-- Start --

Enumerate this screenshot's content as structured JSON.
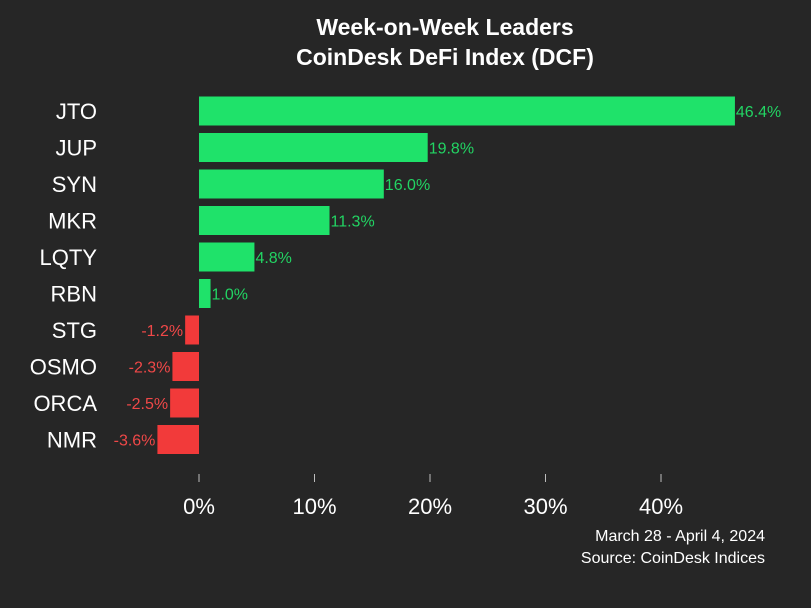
{
  "title_line1": "Week-on-Week Leaders",
  "title_line2": "CoinDesk DeFi Index (DCF)",
  "footer": {
    "date_range": "March 28 - April 4, 2024",
    "source": "Source: CoinDesk Indices"
  },
  "colors": {
    "background": "#262626",
    "positive": "#1fe26a",
    "negative": "#f23a3a",
    "positive_label": "#22d463",
    "negative_label": "#f04848",
    "text": "#ffffff"
  },
  "chart_data": {
    "type": "bar",
    "orientation": "horizontal",
    "categories": [
      "JTO",
      "JUP",
      "SYN",
      "MKR",
      "LQTY",
      "RBN",
      "STG",
      "OSMO",
      "ORCA",
      "NMR"
    ],
    "values": [
      46.4,
      19.8,
      16.0,
      11.3,
      4.8,
      1.0,
      -1.2,
      -2.3,
      -2.5,
      -3.6
    ],
    "value_labels": [
      "46.4%",
      "19.8%",
      "16.0%",
      "11.3%",
      "4.8%",
      "1.0%",
      "-1.2%",
      "-2.3%",
      "-2.5%",
      "-3.6%"
    ],
    "x_ticks": [
      0,
      10,
      20,
      30,
      40
    ],
    "x_tick_labels": [
      "0%",
      "10%",
      "20%",
      "30%",
      "40%"
    ],
    "xlim": [
      -5,
      46.4
    ],
    "grid": false,
    "legend": "none"
  }
}
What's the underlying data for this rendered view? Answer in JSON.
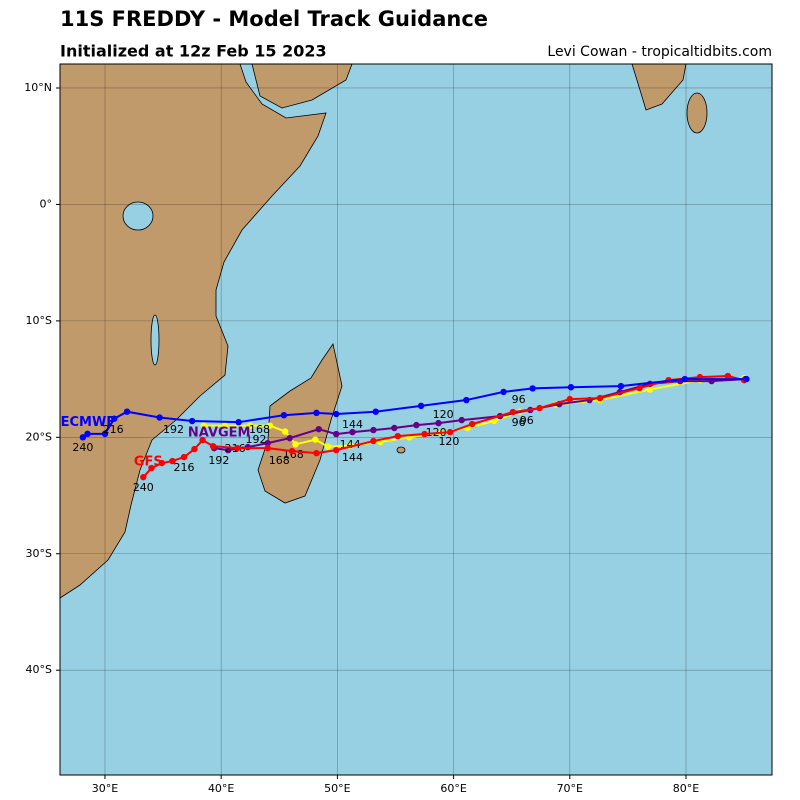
{
  "chart_data": {
    "type": "track-map",
    "title": "11S FREDDY - Model Track Guidance",
    "subtitle": "Initialized at 12z Feb 15 2023",
    "credit": "Levi Cowan - tropicaltidbits.com",
    "xlim": [
      26.13,
      87.4
    ],
    "ylim": [
      -49.0,
      12.06
    ],
    "xticks": [
      {
        "value": 30,
        "label": "30°E"
      },
      {
        "value": 40,
        "label": "40°E"
      },
      {
        "value": 50,
        "label": "50°E"
      },
      {
        "value": 60,
        "label": "60°E"
      },
      {
        "value": 70,
        "label": "70°E"
      },
      {
        "value": 80,
        "label": "80°E"
      }
    ],
    "yticks": [
      {
        "value": 10,
        "label": "10°N"
      },
      {
        "value": 0,
        "label": "0°"
      },
      {
        "value": -10,
        "label": "10°S"
      },
      {
        "value": -20,
        "label": "20°S"
      },
      {
        "value": -30,
        "label": "30°S"
      },
      {
        "value": -40,
        "label": "40°S"
      }
    ],
    "grid": true,
    "tracks": [
      {
        "color": "#ffff00",
        "lon": [
          85.0,
          81.2,
          76.9,
          72.6,
          68.8,
          65.7,
          63.5,
          61.2,
          58.8,
          56.2,
          53.7,
          51.1,
          49.2,
          48.1,
          46.4,
          45.5,
          44.2,
          42.5,
          40.3,
          38.5
        ],
        "lat": [
          -14.9,
          -15.1,
          -15.9,
          -16.8,
          -17.2,
          -17.8,
          -18.6,
          -19.2,
          -19.6,
          -20.0,
          -20.4,
          -20.7,
          -20.8,
          -20.2,
          -20.6,
          -19.5,
          -19.0,
          -19.0,
          -19.0,
          -19.0
        ]
      },
      {
        "name": "NAVGEM",
        "color": "#660088",
        "lon": [
          85.1,
          82.2,
          79.5,
          76.9,
          74.3,
          71.7,
          69.1,
          66.6,
          64.0,
          60.7,
          58.7,
          56.8,
          54.9,
          53.1,
          51.3,
          49.9,
          48.4,
          45.9,
          44.0,
          42.3,
          40.6,
          39.4
        ],
        "lat": [
          -15.0,
          -15.17,
          -15.17,
          -15.41,
          -16.12,
          -16.8,
          -17.15,
          -17.65,
          -18.18,
          -18.52,
          -18.78,
          -18.95,
          -19.2,
          -19.38,
          -19.55,
          -19.72,
          -19.3,
          -20.07,
          -20.5,
          -20.84,
          -21.1,
          -20.93
        ],
        "labels": [
          {
            "text": "216",
            "lon": 41.2,
            "lat": -21.0
          },
          {
            "text": "192",
            "lon": 43.0,
            "lat": -20.24
          },
          {
            "text": "168",
            "lon": 46.2,
            "lat": -21.52
          },
          {
            "text": "144",
            "lon": 51.1,
            "lat": -20.67
          },
          {
            "text": "120",
            "lon": 58.5,
            "lat": -19.62
          },
          {
            "text": "96",
            "lon": 65.6,
            "lat": -18.78
          }
        ]
      },
      {
        "name": "GFS",
        "color": "#ff0000",
        "lon": [
          85.0,
          83.6,
          81.2,
          78.5,
          76.0,
          72.6,
          70.0,
          67.4,
          65.1,
          61.6,
          59.7,
          57.5,
          55.2,
          53.1,
          49.9,
          48.2,
          46.1,
          44.0,
          41.4,
          39.3,
          38.4,
          37.7,
          36.8,
          35.8,
          34.9,
          34.0,
          33.3
        ],
        "lat": [
          -15.09,
          -14.74,
          -14.83,
          -15.09,
          -15.77,
          -16.63,
          -16.72,
          -17.49,
          -17.83,
          -18.86,
          -19.55,
          -19.72,
          -19.9,
          -20.32,
          -21.1,
          -21.36,
          -21.19,
          -20.93,
          -20.93,
          -20.76,
          -20.24,
          -21.01,
          -21.7,
          -22.04,
          -22.21,
          -22.64,
          -23.42
        ],
        "labels": [
          {
            "text": "240",
            "lon": 33.3,
            "lat": -24.36
          },
          {
            "text": "216",
            "lon": 36.8,
            "lat": -22.64
          },
          {
            "text": "192",
            "lon": 39.8,
            "lat": -22.04
          },
          {
            "text": "168",
            "lon": 45.0,
            "lat": -22.04
          },
          {
            "text": "144",
            "lon": 51.3,
            "lat": -21.79
          },
          {
            "text": "120",
            "lon": 59.6,
            "lat": -20.41
          },
          {
            "text": "96",
            "lon": 66.3,
            "lat": -18.6
          }
        ]
      },
      {
        "name": "ECMWF",
        "color": "#0000ff",
        "lon": [
          85.2,
          79.9,
          74.4,
          70.1,
          66.8,
          64.3,
          61.1,
          57.2,
          53.3,
          49.9,
          48.2,
          45.4,
          41.5,
          37.5,
          34.7,
          31.9,
          30.8,
          30.0,
          28.5,
          28.1
        ],
        "lat": [
          -15.0,
          -15.0,
          -15.6,
          -15.7,
          -15.8,
          -16.1,
          -16.8,
          -17.3,
          -17.8,
          -18.0,
          -17.9,
          -18.1,
          -18.7,
          -18.6,
          -18.3,
          -17.8,
          -18.4,
          -19.7,
          -19.7,
          -20.0
        ],
        "labels": [
          {
            "text": "240",
            "lon": 28.1,
            "lat": -20.93
          },
          {
            "text": "216",
            "lon": 30.7,
            "lat": -19.38
          },
          {
            "text": "192",
            "lon": 35.9,
            "lat": -19.38
          },
          {
            "text": "168",
            "lon": 43.3,
            "lat": -19.38
          },
          {
            "text": "144",
            "lon": 51.3,
            "lat": -18.94
          },
          {
            "text": "120",
            "lon": 59.1,
            "lat": -18.08
          },
          {
            "text": "96",
            "lon": 65.6,
            "lat": -16.8
          }
        ]
      }
    ]
  }
}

-- End --

Copy out all lines where the word "JSON" appears.

Enumerate this screenshot's content as structured JSON.
What's the underlying data for this rendered view? Answer in JSON.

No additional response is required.